(Your instructions): Transcribe each record exactly. Include every one.

(Figure record extracts):
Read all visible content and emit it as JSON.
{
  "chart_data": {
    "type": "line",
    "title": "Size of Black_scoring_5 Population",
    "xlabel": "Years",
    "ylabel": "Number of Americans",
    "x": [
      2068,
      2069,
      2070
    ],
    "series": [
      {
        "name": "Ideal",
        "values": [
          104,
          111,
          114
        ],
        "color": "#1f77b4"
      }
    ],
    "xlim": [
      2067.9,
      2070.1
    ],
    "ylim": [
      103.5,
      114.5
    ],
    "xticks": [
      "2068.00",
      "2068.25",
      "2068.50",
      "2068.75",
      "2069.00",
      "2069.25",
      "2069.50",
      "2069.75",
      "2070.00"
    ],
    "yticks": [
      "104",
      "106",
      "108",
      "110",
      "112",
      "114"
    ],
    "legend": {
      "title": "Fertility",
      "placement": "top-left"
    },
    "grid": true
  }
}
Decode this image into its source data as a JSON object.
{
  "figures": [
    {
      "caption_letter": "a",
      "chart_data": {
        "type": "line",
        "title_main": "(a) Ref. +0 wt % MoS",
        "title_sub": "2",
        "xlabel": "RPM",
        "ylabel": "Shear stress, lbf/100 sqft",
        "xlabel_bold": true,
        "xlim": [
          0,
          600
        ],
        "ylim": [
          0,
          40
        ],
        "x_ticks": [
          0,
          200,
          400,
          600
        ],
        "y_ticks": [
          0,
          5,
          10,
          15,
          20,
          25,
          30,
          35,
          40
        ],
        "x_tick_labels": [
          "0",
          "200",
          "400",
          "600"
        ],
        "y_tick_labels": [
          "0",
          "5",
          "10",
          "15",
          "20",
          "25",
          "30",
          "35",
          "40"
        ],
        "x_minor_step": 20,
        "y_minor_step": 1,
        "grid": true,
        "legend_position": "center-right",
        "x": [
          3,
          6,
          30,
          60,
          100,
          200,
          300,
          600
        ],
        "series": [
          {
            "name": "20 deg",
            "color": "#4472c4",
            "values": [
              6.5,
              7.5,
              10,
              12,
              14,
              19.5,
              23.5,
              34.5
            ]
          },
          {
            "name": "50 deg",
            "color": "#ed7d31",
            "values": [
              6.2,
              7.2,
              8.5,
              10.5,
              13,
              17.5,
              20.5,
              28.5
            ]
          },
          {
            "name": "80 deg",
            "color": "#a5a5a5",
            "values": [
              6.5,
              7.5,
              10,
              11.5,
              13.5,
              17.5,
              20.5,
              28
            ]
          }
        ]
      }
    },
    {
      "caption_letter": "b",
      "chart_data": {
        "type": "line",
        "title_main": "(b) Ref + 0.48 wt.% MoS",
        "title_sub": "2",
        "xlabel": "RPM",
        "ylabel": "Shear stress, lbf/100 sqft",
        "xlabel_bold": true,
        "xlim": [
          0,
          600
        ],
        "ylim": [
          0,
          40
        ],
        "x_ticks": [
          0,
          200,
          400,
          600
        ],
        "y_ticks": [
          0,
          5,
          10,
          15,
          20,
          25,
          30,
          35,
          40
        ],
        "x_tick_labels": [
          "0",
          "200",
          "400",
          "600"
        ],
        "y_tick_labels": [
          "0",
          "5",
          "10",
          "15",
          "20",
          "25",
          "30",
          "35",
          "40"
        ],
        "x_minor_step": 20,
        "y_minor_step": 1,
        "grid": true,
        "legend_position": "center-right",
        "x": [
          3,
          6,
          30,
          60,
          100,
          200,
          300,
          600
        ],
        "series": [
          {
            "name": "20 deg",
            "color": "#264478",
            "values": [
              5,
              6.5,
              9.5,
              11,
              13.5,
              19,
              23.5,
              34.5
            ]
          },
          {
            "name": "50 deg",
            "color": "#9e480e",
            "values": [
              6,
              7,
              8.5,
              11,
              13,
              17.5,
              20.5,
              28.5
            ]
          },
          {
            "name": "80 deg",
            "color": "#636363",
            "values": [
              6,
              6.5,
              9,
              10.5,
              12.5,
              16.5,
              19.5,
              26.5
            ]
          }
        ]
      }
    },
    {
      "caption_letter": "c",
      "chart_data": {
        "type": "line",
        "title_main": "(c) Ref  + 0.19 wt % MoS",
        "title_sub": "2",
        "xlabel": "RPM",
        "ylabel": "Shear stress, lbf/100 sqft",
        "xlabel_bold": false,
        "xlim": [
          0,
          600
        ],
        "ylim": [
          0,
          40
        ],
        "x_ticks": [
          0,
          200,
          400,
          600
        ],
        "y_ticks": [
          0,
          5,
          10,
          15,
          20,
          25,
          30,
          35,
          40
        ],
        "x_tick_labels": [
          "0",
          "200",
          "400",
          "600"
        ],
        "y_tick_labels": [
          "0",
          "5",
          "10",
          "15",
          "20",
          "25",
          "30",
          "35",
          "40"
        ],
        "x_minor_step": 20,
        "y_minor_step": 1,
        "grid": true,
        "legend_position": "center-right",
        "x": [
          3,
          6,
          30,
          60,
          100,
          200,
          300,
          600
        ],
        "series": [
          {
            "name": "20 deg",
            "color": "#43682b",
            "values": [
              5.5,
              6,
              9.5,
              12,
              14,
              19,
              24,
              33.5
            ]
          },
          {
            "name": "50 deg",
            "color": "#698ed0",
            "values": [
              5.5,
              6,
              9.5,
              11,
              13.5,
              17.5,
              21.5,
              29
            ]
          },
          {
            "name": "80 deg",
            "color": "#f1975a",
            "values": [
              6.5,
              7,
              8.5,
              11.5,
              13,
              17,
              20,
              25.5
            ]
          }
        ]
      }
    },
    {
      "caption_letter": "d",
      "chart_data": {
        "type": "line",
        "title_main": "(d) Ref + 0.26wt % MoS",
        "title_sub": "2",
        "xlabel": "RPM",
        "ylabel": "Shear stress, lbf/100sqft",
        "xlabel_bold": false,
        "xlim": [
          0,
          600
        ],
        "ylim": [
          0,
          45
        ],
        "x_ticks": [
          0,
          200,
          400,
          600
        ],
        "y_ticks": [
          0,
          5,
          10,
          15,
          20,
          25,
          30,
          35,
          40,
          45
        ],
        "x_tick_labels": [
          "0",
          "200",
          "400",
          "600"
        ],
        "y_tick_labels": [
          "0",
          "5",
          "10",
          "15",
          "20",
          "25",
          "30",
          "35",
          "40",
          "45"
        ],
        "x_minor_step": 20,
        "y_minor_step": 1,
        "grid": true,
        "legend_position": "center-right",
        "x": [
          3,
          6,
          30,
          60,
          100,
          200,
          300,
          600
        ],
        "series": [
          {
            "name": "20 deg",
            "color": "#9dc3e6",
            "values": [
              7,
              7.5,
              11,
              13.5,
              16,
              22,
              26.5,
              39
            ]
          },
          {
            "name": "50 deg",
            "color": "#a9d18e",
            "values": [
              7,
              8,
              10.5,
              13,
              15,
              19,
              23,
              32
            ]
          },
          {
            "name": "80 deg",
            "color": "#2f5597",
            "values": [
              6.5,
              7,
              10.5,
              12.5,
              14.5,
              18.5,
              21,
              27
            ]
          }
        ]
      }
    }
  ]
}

(Final result):
Read all visible content and emit it as JSON.
{
  "chart_data": {
    "type": "line",
    "title": "Size of Black_scoring_5 Population",
    "xlabel": "Years",
    "ylabel": "Number of Americans",
    "x": [
      2068,
      2069,
      2070
    ],
    "series": [
      {
        "name": "Ideal",
        "values": [
          104,
          111,
          114
        ],
        "color": "#1f77b4"
      }
    ],
    "xlim": [
      2067.9,
      2070.1
    ],
    "ylim": [
      103.5,
      114.5
    ],
    "xticks": [
      "2068.00",
      "2068.25",
      "2068.50",
      "2068.75",
      "2069.00",
      "2069.25",
      "2069.50",
      "2069.75",
      "2070.00"
    ],
    "yticks": [
      "104",
      "106",
      "108",
      "110",
      "112",
      "114"
    ],
    "legend": {
      "title": "Fertility",
      "placement": "top-left"
    },
    "grid": true
  }
}
Decode this image into its source data as a JSON object.
{
  "figures": [
    {
      "caption_letter": "a",
      "chart_data": {
        "type": "line",
        "title_main": "(a) Ref. +0 wt % MoS",
        "title_sub": "2",
        "xlabel": "RPM",
        "ylabel": "Shear stress, lbf/100 sqft",
        "xlabel_bold": true,
        "xlim": [
          0,
          600
        ],
        "ylim": [
          0,
          40
        ],
        "x_ticks": [
          0,
          200,
          400,
          600
        ],
        "y_ticks": [
          0,
          5,
          10,
          15,
          20,
          25,
          30,
          35,
          40
        ],
        "x_tick_labels": [
          "0",
          "200",
          "400",
          "600"
        ],
        "y_tick_labels": [
          "0",
          "5",
          "10",
          "15",
          "20",
          "25",
          "30",
          "35",
          "40"
        ],
        "x_minor_step": 20,
        "y_minor_step": 1,
        "grid": true,
        "legend_position": "center-right",
        "x": [
          3,
          6,
          30,
          60,
          100,
          200,
          300,
          600
        ],
        "series": [
          {
            "name": "20 deg",
            "color": "#4472c4",
            "values": [
              6.5,
              7.5,
              10,
              12,
              14,
              19.5,
              23.5,
              34.5
            ]
          },
          {
            "name": "50 deg",
            "color": "#ed7d31",
            "values": [
              6.2,
              7.2,
              8.5,
              10.5,
              13,
              17.5,
              20.5,
              28.5
            ]
          },
          {
            "name": "80 deg",
            "color": "#a5a5a5",
            "values": [
              6.5,
              7.5,
              10,
              11.5,
              13.5,
              17.5,
              20.5,
              28
            ]
          }
        ]
      }
    },
    {
      "caption_letter": "b",
      "chart_data": {
        "type": "line",
        "title_main": "(b) Ref + 0.48 wt.% MoS",
        "title_sub": "2",
        "xlabel": "RPM",
        "ylabel": "Shear stress, lbf/100 sqft",
        "xlabel_bold": true,
        "xlim": [
          0,
          600
        ],
        "ylim": [
          0,
          40
        ],
        "x_ticks": [
          0,
          200,
          400,
          600
        ],
        "y_ticks": [
          0,
          5,
          10,
          15,
          20,
          25,
          30,
          35,
          40
        ],
        "x_tick_labels": [
          "0",
          "200",
          "400",
          "600"
        ],
        "y_tick_labels": [
          "0",
          "5",
          "10",
          "15",
          "20",
          "25",
          "30",
          "35",
          "40"
        ],
        "x_minor_step": 20,
        "y_minor_step": 1,
        "grid": true,
        "legend_position": "center-right",
        "x": [
          3,
          6,
          30,
          60,
          100,
          200,
          300,
          600
        ],
        "series": [
          {
            "name": "20 deg",
            "color": "#264478",
            "values": [
              5,
              6.5,
              9.5,
              11,
              13.5,
              19,
              23.5,
              34.5
            ]
          },
          {
            "name": "50 deg",
            "color": "#9e480e",
            "values": [
              6,
              7,
              8.5,
              11,
              13,
              17.5,
              20.5,
              28.5
            ]
          },
          {
            "name": "80 deg",
            "color": "#636363",
            "values": [
              6,
              6.5,
              9,
              10.5,
              12.5,
              16.5,
              19.5,
              26.5
            ]
          }
        ]
      }
    },
    {
      "caption_letter": "c",
      "chart_data": {
        "type": "line",
        "title_main": "(c) Ref  + 0.19 wt % MoS",
        "title_sub": "2",
        "xlabel": "RPM",
        "ylabel": "Shear stress, lbf/100 sqft",
        "xlabel_bold": false,
        "xlim": [
          0,
          600
        ],
        "ylim": [
          0,
          40
        ],
        "x_ticks": [
          0,
          200,
          400,
          600
        ],
        "y_ticks": [
          0,
          5,
          10,
          15,
          20,
          25,
          30,
          35,
          40
        ],
        "x_tick_labels": [
          "0",
          "200",
          "400",
          "600"
        ],
        "y_tick_labels": [
          "0",
          "5",
          "10",
          "15",
          "20",
          "25",
          "30",
          "35",
          "40"
        ],
        "x_minor_step": 20,
        "y_minor_step": 1,
        "grid": true,
        "legend_position": "center-right",
        "x": [
          3,
          6,
          30,
          60,
          100,
          200,
          300,
          600
        ],
        "series": [
          {
            "name": "20 deg",
            "color": "#43682b",
            "values": [
              5.5,
              6,
              9.5,
              12,
              14,
              19,
              24,
              33.5
            ]
          },
          {
            "name": "50 deg",
            "color": "#698ed0",
            "values": [
              5.5,
              6,
              9.5,
              11,
              13.5,
              17.5,
              21.5,
              29
            ]
          },
          {
            "name": "80 deg",
            "color": "#f1975a",
            "values": [
              6.5,
              7,
              8.5,
              11.5,
              13,
              17,
              20,
              25.5
            ]
          }
        ]
      }
    },
    {
      "caption_letter": "d",
      "chart_data": {
        "type": "line",
        "title_main": "(d) Ref + 0.26wt % MoS",
        "title_sub": "2",
        "xlabel": "RPM",
        "ylabel": "Shear stress, lbf/100sqft",
        "xlabel_bold": false,
        "xlim": [
          0,
          600
        ],
        "ylim": [
          0,
          45
        ],
        "x_ticks": [
          0,
          200,
          400,
          600
        ],
        "y_ticks": [
          0,
          5,
          10,
          15,
          20,
          25,
          30,
          35,
          40,
          45
        ],
        "x_tick_labels": [
          "0",
          "200",
          "400",
          "600"
        ],
        "y_tick_labels": [
          "0",
          "5",
          "10",
          "15",
          "20",
          "25",
          "30",
          "35",
          "40",
          "45"
        ],
        "x_minor_step": 20,
        "y_minor_step": 1,
        "grid": true,
        "legend_position": "center-right",
        "x": [
          3,
          6,
          30,
          60,
          100,
          200,
          300,
          600
        ],
        "series": [
          {
            "name": "20 deg",
            "color": "#9dc3e6",
            "values": [
              7,
              7.5,
              11,
              13.5,
              16,
              22,
              26.5,
              39
            ]
          },
          {
            "name": "50 deg",
            "color": "#a9d18e",
            "values": [
              7,
              8,
              10.5,
              13,
              15,
              19,
              23,
              32
            ]
          },
          {
            "name": "80 deg",
            "color": "#2f5597",
            "values": [
              6.5,
              7,
              10.5,
              12.5,
              14.5,
              18.5,
              21,
              27
            ]
          }
        ]
      }
    }
  ]
}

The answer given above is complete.